* Task item
The whole listing must be returned exactly, with no line missing.

### Data provided

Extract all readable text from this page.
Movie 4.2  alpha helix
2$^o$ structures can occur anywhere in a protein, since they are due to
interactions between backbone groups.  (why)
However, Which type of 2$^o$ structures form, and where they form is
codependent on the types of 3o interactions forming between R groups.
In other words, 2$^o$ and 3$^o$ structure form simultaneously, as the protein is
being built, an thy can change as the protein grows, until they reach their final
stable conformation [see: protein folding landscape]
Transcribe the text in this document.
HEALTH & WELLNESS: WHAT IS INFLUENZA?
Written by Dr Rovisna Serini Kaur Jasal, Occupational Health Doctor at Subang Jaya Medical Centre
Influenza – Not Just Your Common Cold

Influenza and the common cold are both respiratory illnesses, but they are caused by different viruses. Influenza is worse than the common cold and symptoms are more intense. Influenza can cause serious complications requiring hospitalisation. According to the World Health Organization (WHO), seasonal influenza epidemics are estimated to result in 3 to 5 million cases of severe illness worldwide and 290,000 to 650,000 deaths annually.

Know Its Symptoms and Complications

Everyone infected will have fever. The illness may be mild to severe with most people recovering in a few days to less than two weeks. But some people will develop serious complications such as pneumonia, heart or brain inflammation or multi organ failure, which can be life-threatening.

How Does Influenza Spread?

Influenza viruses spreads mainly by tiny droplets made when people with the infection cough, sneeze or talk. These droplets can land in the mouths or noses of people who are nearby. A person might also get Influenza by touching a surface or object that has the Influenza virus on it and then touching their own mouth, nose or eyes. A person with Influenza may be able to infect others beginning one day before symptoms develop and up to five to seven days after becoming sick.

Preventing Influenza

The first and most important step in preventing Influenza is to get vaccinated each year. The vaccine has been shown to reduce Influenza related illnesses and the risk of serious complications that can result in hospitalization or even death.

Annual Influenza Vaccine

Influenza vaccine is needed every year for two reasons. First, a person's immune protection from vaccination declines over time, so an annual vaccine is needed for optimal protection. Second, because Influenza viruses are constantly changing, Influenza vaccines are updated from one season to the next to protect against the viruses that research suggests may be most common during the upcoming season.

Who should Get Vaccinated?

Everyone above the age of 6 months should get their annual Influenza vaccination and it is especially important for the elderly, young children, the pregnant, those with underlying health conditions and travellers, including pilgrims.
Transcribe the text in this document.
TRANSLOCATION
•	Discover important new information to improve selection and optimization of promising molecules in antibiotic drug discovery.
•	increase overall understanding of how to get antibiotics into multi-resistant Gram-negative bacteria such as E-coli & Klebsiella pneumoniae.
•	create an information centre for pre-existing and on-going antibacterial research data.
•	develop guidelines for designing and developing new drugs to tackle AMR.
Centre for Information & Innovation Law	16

######

* Answer to this exercise
Extract all readable text from this page.
Movie 4.2  alpha helix
2$^o$ structures can occur anywhere in a protein, since they are due to
interactions between backbone groups.  (why)
However, Which type of 2$^o$ structures form, and where they form is
codependent on the types of 3o interactions forming between R groups.
In other words, 2$^o$ and 3$^o$ structure form simultaneously, as the protein is
being built, an thy can change as the protein grows, until they reach their final
stable conformation [see: protein folding landscape]
Transcribe the text in this document.
HEALTH & WELLNESS: WHAT IS INFLUENZA?
Written by Dr Rovisna Serini Kaur Jasal, Occupational Health Doctor at Subang Jaya Medical Centre
Influenza – Not Just Your Common Cold

Influenza and the common cold are both respiratory illnesses, but they are caused by different viruses. Influenza is worse than the common cold and symptoms are more intense. Influenza can cause serious complications requiring hospitalisation. According to the World Health Organization (WHO), seasonal influenza epidemics are estimated to result in 3 to 5 million cases of severe illness worldwide and 290,000 to 650,000 deaths annually.

Know Its Symptoms and Complications

Everyone infected will have fever. The illness may be mild to severe with most people recovering in a few days to less than two weeks. But some people will develop serious complications such as pneumonia, heart or brain inflammation or multi organ failure, which can be life-threatening.

How Does Influenza Spread?

Influenza viruses spreads mainly by tiny droplets made when people with the infection cough, sneeze or talk. These droplets can land in the mouths or noses of people who are nearby. A person might also get Influenza by touching a surface or object that has the Influenza virus on it and then touching their own mouth, nose or eyes. A person with Influenza may be able to infect others beginning one day before symptoms develop and up to five to seven days after becoming sick.

Preventing Influenza

The first and most important step in preventing Influenza is to get vaccinated each year. The vaccine has been shown to reduce Influenza related illnesses and the risk of serious complications that can result in hospitalization or even death.

Annual Influenza Vaccine

Influenza vaccine is needed every year for two reasons. First, a person's immune protection from vaccination declines over time, so an annual vaccine is needed for optimal protection. Second, because Influenza viruses are constantly changing, Influenza vaccines are updated from one season to the next to protect against the viruses that research suggests may be most common during the upcoming season.

Who should Get Vaccinated?

Everyone above the age of 6 months should get their annual Influenza vaccination and it is especially important for the elderly, young children, the pregnant, those with underlying health conditions and travellers, including pilgrims.
Transcribe the text in this document.
TRANSLOCATION
•	Discover important new information to improve selection and optimization of promising molecules in antibiotic drug discovery.
•	increase overall understanding of how to get antibiotics into multi-resistant Gram-negative bacteria such as E-coli & Klebsiella pneumoniae.
•	create an information centre for pre-existing and on-going antibacterial research data.
•	develop guidelines for designing and developing new drugs to tackle AMR.
Centre for Information & Innovation Law	16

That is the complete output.